EXERCISE:
Pictures stay out of the copy; set down each line of the listing below exactly.
◇ ◇ ◇ ◇
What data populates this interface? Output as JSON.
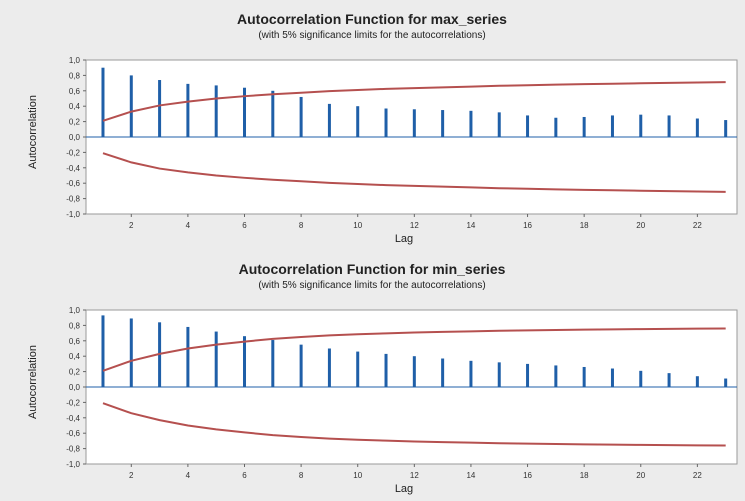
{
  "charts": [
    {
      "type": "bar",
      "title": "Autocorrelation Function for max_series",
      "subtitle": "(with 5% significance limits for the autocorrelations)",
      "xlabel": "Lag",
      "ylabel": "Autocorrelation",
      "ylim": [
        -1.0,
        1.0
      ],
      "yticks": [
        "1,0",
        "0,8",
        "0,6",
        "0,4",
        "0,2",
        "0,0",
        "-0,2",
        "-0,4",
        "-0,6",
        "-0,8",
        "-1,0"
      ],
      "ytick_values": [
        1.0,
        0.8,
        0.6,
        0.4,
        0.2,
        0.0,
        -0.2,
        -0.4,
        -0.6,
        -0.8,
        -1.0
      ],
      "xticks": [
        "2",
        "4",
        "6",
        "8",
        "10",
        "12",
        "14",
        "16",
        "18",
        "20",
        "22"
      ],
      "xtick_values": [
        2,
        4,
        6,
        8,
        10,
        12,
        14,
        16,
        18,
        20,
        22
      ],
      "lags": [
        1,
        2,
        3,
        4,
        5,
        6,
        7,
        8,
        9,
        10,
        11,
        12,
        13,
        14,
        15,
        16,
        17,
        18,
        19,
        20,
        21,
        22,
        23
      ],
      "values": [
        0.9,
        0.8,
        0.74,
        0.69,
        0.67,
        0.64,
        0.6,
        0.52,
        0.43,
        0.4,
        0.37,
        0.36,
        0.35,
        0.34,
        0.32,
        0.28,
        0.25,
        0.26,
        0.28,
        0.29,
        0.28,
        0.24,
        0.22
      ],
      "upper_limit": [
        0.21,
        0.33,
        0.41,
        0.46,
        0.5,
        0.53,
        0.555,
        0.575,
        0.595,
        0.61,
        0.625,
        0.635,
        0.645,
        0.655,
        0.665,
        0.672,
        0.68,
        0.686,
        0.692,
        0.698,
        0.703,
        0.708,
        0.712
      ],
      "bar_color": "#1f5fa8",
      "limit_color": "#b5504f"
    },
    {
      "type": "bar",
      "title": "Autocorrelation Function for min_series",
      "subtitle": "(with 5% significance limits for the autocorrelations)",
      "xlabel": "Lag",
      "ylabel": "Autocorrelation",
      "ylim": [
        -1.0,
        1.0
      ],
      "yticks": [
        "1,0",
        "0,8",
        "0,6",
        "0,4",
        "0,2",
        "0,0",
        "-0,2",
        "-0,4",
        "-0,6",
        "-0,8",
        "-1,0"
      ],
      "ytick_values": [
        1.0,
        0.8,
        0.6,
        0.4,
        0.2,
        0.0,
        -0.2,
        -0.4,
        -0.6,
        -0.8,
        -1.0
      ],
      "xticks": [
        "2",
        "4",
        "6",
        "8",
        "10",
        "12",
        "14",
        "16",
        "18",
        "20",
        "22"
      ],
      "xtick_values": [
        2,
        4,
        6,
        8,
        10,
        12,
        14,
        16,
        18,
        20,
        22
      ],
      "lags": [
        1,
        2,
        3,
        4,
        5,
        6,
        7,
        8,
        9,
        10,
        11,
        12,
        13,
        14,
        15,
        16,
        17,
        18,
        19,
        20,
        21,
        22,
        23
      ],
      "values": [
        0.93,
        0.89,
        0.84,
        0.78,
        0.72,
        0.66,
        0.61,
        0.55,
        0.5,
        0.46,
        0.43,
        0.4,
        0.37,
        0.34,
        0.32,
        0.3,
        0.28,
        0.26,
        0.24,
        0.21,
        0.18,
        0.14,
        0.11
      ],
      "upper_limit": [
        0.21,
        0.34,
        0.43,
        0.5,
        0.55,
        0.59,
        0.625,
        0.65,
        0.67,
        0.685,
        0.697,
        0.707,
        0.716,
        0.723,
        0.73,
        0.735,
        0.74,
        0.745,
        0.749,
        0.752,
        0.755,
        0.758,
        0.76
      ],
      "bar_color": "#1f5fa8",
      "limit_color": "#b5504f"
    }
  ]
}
◇ ◇ ◇ ◇
PROBLEM SOLUTION:
What data populates this interface? Output as JSON.
{
  "charts": [
    {
      "type": "bar",
      "title": "Autocorrelation Function for max_series",
      "subtitle": "(with 5% significance limits for the autocorrelations)",
      "xlabel": "Lag",
      "ylabel": "Autocorrelation",
      "ylim": [
        -1.0,
        1.0
      ],
      "yticks": [
        "1,0",
        "0,8",
        "0,6",
        "0,4",
        "0,2",
        "0,0",
        "-0,2",
        "-0,4",
        "-0,6",
        "-0,8",
        "-1,0"
      ],
      "ytick_values": [
        1.0,
        0.8,
        0.6,
        0.4,
        0.2,
        0.0,
        -0.2,
        -0.4,
        -0.6,
        -0.8,
        -1.0
      ],
      "xticks": [
        "2",
        "4",
        "6",
        "8",
        "10",
        "12",
        "14",
        "16",
        "18",
        "20",
        "22"
      ],
      "xtick_values": [
        2,
        4,
        6,
        8,
        10,
        12,
        14,
        16,
        18,
        20,
        22
      ],
      "lags": [
        1,
        2,
        3,
        4,
        5,
        6,
        7,
        8,
        9,
        10,
        11,
        12,
        13,
        14,
        15,
        16,
        17,
        18,
        19,
        20,
        21,
        22,
        23
      ],
      "values": [
        0.9,
        0.8,
        0.74,
        0.69,
        0.67,
        0.64,
        0.6,
        0.52,
        0.43,
        0.4,
        0.37,
        0.36,
        0.35,
        0.34,
        0.32,
        0.28,
        0.25,
        0.26,
        0.28,
        0.29,
        0.28,
        0.24,
        0.22
      ],
      "upper_limit": [
        0.21,
        0.33,
        0.41,
        0.46,
        0.5,
        0.53,
        0.555,
        0.575,
        0.595,
        0.61,
        0.625,
        0.635,
        0.645,
        0.655,
        0.665,
        0.672,
        0.68,
        0.686,
        0.692,
        0.698,
        0.703,
        0.708,
        0.712
      ],
      "bar_color": "#1f5fa8",
      "limit_color": "#b5504f"
    },
    {
      "type": "bar",
      "title": "Autocorrelation Function for min_series",
      "subtitle": "(with 5% significance limits for the autocorrelations)",
      "xlabel": "Lag",
      "ylabel": "Autocorrelation",
      "ylim": [
        -1.0,
        1.0
      ],
      "yticks": [
        "1,0",
        "0,8",
        "0,6",
        "0,4",
        "0,2",
        "0,0",
        "-0,2",
        "-0,4",
        "-0,6",
        "-0,8",
        "-1,0"
      ],
      "ytick_values": [
        1.0,
        0.8,
        0.6,
        0.4,
        0.2,
        0.0,
        -0.2,
        -0.4,
        -0.6,
        -0.8,
        -1.0
      ],
      "xticks": [
        "2",
        "4",
        "6",
        "8",
        "10",
        "12",
        "14",
        "16",
        "18",
        "20",
        "22"
      ],
      "xtick_values": [
        2,
        4,
        6,
        8,
        10,
        12,
        14,
        16,
        18,
        20,
        22
      ],
      "lags": [
        1,
        2,
        3,
        4,
        5,
        6,
        7,
        8,
        9,
        10,
        11,
        12,
        13,
        14,
        15,
        16,
        17,
        18,
        19,
        20,
        21,
        22,
        23
      ],
      "values": [
        0.93,
        0.89,
        0.84,
        0.78,
        0.72,
        0.66,
        0.61,
        0.55,
        0.5,
        0.46,
        0.43,
        0.4,
        0.37,
        0.34,
        0.32,
        0.3,
        0.28,
        0.26,
        0.24,
        0.21,
        0.18,
        0.14,
        0.11
      ],
      "upper_limit": [
        0.21,
        0.34,
        0.43,
        0.5,
        0.55,
        0.59,
        0.625,
        0.65,
        0.67,
        0.685,
        0.697,
        0.707,
        0.716,
        0.723,
        0.73,
        0.735,
        0.74,
        0.745,
        0.749,
        0.752,
        0.755,
        0.758,
        0.76
      ],
      "bar_color": "#1f5fa8",
      "limit_color": "#b5504f"
    }
  ]
}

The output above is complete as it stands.